**WRITTEN REQUEST**
Answer with the number of lines in the listing below that contain the word "группа", and nothing else.

**Stored data**
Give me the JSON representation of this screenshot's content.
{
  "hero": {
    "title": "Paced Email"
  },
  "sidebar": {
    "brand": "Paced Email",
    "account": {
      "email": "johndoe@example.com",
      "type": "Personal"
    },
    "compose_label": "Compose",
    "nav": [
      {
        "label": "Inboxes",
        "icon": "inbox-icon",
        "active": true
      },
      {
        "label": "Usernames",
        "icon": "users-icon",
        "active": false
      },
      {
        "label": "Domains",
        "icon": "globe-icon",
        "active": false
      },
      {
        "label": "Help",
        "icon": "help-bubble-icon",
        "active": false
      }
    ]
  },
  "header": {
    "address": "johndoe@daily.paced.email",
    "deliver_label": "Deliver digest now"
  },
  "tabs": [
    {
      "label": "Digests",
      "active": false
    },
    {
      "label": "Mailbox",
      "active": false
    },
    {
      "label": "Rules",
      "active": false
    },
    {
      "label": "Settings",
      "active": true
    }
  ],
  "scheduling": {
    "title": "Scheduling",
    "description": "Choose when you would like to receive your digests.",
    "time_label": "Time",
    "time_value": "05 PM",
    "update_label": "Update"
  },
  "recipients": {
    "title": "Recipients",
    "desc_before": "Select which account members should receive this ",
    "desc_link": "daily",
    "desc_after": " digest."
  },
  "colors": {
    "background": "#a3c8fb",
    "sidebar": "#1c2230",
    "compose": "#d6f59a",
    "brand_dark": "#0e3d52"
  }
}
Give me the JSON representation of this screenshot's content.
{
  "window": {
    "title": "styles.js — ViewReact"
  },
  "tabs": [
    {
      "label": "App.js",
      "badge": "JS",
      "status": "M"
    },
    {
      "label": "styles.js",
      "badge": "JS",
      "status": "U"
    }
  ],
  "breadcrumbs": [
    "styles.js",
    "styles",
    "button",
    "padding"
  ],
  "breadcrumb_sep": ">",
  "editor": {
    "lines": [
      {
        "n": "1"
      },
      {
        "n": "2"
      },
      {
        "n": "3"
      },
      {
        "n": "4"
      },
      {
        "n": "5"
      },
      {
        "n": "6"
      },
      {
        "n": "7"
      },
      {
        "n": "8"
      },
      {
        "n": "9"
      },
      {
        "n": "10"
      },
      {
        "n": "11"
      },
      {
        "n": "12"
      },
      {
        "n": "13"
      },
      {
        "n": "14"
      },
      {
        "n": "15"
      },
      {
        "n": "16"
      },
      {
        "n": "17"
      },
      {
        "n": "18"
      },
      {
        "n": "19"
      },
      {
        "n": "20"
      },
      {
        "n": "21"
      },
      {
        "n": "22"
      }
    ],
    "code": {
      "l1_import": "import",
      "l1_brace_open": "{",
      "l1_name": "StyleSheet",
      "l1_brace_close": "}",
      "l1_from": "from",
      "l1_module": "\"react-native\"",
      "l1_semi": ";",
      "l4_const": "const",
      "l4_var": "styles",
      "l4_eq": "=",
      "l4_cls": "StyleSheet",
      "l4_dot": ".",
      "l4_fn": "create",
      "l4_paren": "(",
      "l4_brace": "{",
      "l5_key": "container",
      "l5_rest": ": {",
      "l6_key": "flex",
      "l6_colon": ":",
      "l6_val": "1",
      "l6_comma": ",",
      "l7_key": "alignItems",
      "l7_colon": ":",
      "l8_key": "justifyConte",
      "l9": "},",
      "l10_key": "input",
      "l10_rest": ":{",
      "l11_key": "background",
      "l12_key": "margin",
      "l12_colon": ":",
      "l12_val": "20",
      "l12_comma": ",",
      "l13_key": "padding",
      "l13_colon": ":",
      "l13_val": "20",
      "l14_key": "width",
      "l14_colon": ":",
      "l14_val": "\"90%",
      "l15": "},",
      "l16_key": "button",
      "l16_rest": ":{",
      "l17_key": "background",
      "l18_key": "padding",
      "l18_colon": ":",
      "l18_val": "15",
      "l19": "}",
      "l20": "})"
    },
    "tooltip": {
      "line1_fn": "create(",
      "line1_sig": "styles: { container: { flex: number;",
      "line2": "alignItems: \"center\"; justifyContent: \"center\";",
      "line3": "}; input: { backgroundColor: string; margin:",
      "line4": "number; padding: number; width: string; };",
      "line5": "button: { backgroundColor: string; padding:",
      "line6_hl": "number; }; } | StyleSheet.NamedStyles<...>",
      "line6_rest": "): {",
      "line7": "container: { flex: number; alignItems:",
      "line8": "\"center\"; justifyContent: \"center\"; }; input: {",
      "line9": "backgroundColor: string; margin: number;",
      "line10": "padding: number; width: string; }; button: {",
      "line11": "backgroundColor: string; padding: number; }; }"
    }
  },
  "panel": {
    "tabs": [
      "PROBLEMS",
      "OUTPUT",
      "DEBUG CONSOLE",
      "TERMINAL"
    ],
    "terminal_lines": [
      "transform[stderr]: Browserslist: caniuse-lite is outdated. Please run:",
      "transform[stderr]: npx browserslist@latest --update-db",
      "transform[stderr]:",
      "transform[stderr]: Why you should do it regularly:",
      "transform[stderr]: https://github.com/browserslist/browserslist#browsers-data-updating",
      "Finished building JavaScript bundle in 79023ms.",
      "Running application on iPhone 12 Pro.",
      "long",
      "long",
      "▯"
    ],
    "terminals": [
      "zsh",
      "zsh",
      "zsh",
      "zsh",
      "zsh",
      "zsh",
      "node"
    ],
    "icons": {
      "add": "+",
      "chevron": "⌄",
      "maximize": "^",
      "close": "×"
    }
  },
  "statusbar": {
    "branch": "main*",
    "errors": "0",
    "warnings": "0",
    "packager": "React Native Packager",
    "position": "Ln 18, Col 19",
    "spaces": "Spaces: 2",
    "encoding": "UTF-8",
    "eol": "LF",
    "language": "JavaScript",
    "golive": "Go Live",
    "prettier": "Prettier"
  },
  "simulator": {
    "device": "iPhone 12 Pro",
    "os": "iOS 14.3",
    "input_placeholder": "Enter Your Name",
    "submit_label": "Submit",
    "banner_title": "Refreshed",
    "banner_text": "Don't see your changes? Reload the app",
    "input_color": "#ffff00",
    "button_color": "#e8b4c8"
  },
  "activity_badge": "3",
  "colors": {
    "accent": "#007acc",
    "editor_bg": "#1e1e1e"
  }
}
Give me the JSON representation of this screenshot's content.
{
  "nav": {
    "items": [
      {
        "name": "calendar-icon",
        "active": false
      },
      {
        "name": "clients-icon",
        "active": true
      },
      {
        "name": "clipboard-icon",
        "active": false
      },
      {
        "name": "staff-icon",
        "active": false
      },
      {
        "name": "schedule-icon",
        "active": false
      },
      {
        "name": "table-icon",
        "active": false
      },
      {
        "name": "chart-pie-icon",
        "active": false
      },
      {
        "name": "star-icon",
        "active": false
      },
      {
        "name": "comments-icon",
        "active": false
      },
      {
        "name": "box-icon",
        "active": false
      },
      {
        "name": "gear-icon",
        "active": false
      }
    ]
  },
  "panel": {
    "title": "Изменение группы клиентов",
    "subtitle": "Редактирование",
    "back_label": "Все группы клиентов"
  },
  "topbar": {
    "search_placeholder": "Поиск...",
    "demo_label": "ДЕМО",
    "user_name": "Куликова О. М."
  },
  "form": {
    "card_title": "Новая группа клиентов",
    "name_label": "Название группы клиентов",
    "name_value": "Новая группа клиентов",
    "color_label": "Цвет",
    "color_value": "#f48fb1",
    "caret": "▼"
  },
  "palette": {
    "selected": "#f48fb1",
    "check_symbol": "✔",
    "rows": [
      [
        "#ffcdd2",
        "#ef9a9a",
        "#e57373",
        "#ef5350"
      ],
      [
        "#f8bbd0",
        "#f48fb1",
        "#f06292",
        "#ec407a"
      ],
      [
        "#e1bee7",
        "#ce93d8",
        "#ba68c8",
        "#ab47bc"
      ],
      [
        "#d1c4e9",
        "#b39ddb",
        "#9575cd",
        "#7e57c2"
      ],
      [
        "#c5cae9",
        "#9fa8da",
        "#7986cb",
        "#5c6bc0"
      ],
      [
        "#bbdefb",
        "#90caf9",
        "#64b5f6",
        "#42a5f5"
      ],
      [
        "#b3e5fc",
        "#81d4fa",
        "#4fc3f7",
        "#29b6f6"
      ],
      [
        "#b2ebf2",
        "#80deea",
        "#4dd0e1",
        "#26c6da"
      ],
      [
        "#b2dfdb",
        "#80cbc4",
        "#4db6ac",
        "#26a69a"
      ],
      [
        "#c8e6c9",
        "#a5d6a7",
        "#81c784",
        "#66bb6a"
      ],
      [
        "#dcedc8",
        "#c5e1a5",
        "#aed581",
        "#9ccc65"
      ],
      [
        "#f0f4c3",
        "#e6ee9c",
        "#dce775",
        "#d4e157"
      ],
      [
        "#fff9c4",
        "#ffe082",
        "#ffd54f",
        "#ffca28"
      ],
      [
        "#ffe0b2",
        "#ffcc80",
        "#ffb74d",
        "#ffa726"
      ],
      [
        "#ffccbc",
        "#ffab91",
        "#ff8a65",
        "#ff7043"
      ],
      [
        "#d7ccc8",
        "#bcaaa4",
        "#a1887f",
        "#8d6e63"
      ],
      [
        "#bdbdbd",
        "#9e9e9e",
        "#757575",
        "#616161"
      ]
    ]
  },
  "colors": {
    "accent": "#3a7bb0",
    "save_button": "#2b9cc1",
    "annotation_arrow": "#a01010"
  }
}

**WRITTEN ANSWER**
2